Records from a data collection:
-- begin --
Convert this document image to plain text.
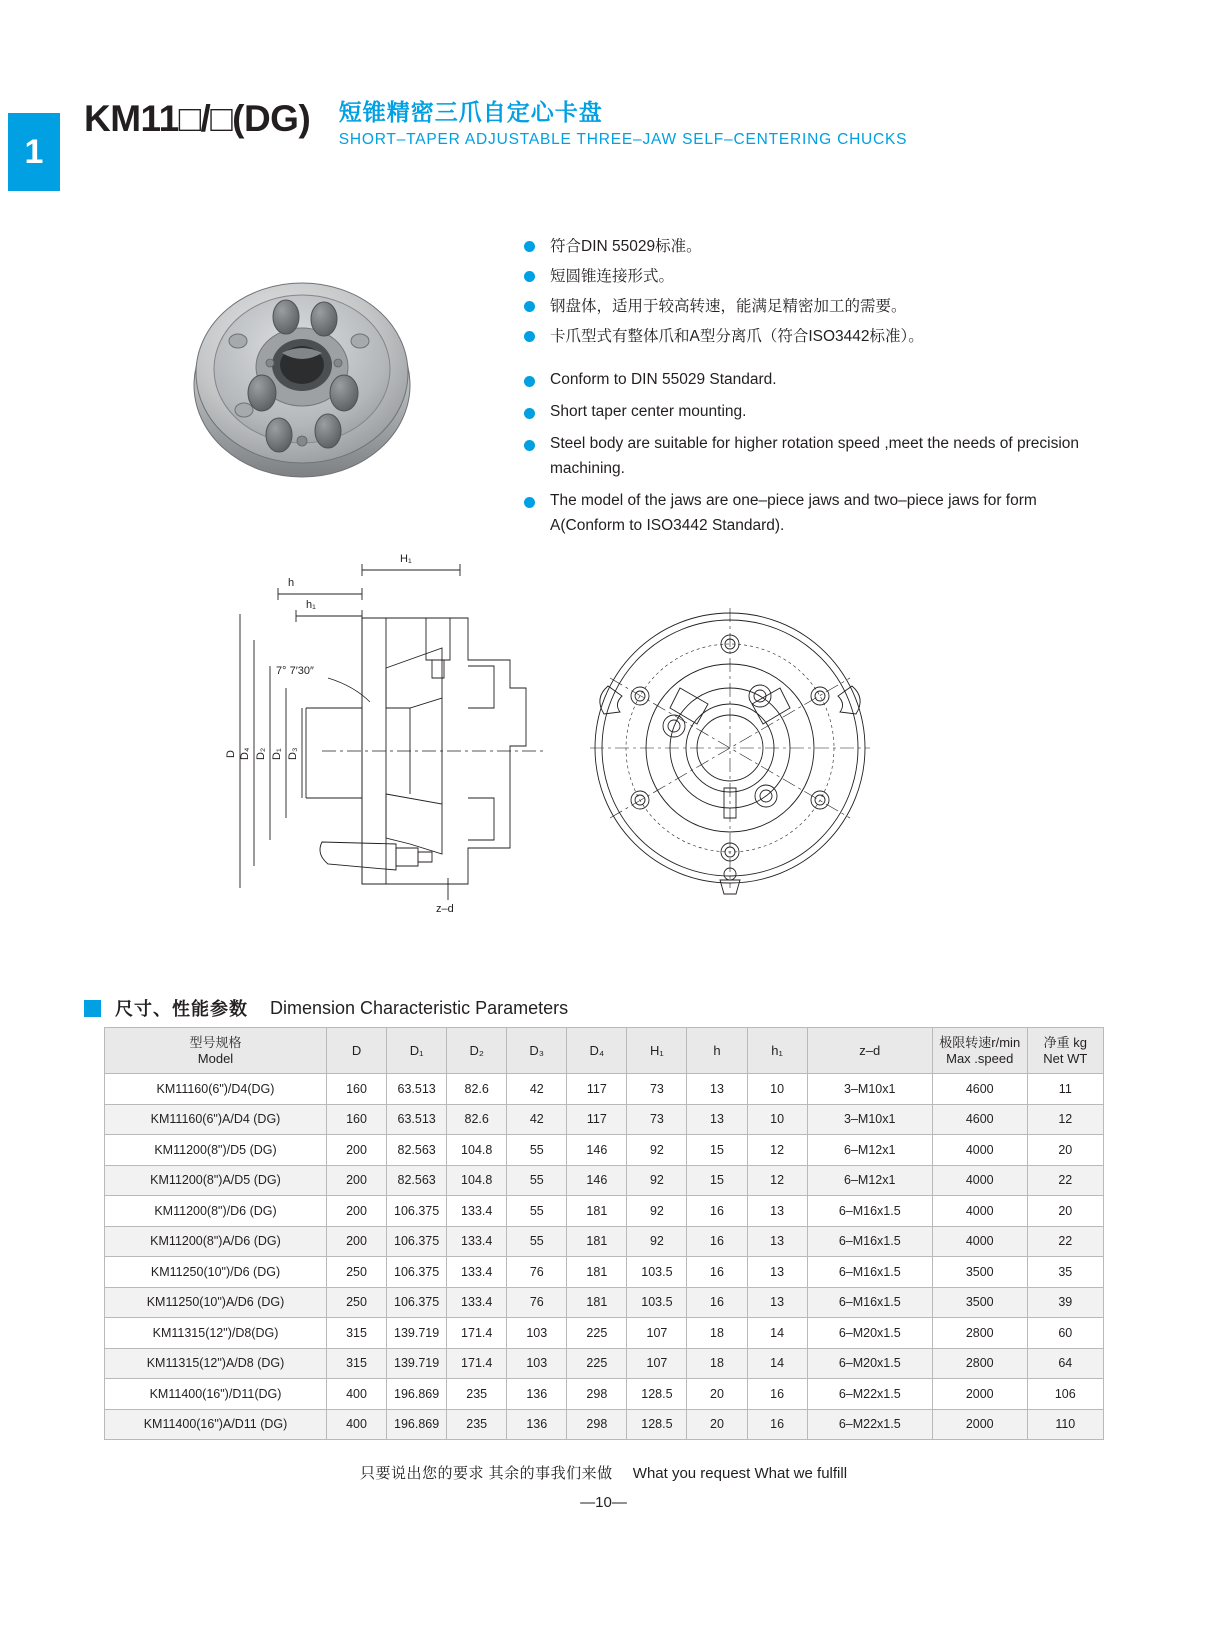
1
KM11□/□(DG) 短锥精密三爪自定心卡盘
SHORT–TAPER ADJUSTABLE THREE–JAW SELF–CENTERING CHUCKS
符合DIN 55029标准。
短圆锥连接形式。
钢盘体，适用于较高转速，能满足精密加工的需要。
卡爪型式有整体爪和A型分离爪（符合ISO3442标准）。
Conform to DIN 55029 Standard.
Short taper center mounting.
Steel body are suitable for higher rotation speed ,meet the needs of precision machining.
The model of the jaws are one–piece jaws and two–piece jaws for form A(Conform to ISO3442 Standard).
D D₄ D₂ D₁ D₃
h
h₁
H₁
z–d
7° 7′30″
尺寸、性能参数 Dimension Characteristic Parameters
型号规格
Model
	D	D₁	D₂	D₃	D₄	H₁	h	h₁	z–d	
极限转速r/min
Max .speed

净重 kg
Net WT

KM11160(6")/D4(DG)	160	63.513	82.6	42	117	73	13	10	3–M10x1	4600	11
KM11160(6")A/D4 (DG)	160	63.513	82.6	42	117	73	13	10	3–M10x1	4600	12
KM11200(8")/D5 (DG)	200	82.563	104.8	55	146	92	15	12	6–M12x1	4000	20
KM11200(8")A/D5 (DG)	200	82.563	104.8	55	146	92	15	12	6–M12x1	4000	22
KM11200(8")/D6 (DG)	200	106.375	133.4	55	181	92	16	13	6–M16x1.5	4000	20
KM11200(8")A/D6 (DG)	200	106.375	133.4	55	181	92	16	13	6–M16x1.5	4000	22
KM11250(10")/D6 (DG)	250	106.375	133.4	76	181	103.5	16	13	6–M16x1.5	3500	35
KM11250(10")A/D6 (DG)	250	106.375	133.4	76	181	103.5	16	13	6–M16x1.5	3500	39
KM11315(12")/D8(DG)	315	139.719	171.4	103	225	107	18	14	6–M20x1.5	2800	60
KM11315(12")A/D8 (DG)	315	139.719	171.4	103	225	107	18	14	6–M20x1.5	2800	64
KM11400(16")/D11(DG)	400	196.869	235	136	298	128.5	20	16	6–M22x1.5	2000	106
KM11400(16")A/D11 (DG)	400	196.869	235	136	298	128.5	20	16	6–M22x1.5	2000	110
只要说出您的要求 其余的事我们来做 What you request What we fulfill
—10—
-- end --
Exercise prompt = Scan the material above. Extract every line in which the word "speed" occurs.

Task result =
Steel body are suitable for higher rotation speed ,meet the needs of precision machining.
Max .speed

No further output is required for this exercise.